Records for the task:
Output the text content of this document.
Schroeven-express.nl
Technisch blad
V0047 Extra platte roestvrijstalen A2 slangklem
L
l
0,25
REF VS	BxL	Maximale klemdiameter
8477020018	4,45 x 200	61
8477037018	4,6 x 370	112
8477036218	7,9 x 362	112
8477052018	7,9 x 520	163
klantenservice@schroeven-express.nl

Exercise: In the listing, find each line with the string "express" and copy it.

Solution to the exercise:
Schroeven-express.nl
klantenservice@schroeven-express.nl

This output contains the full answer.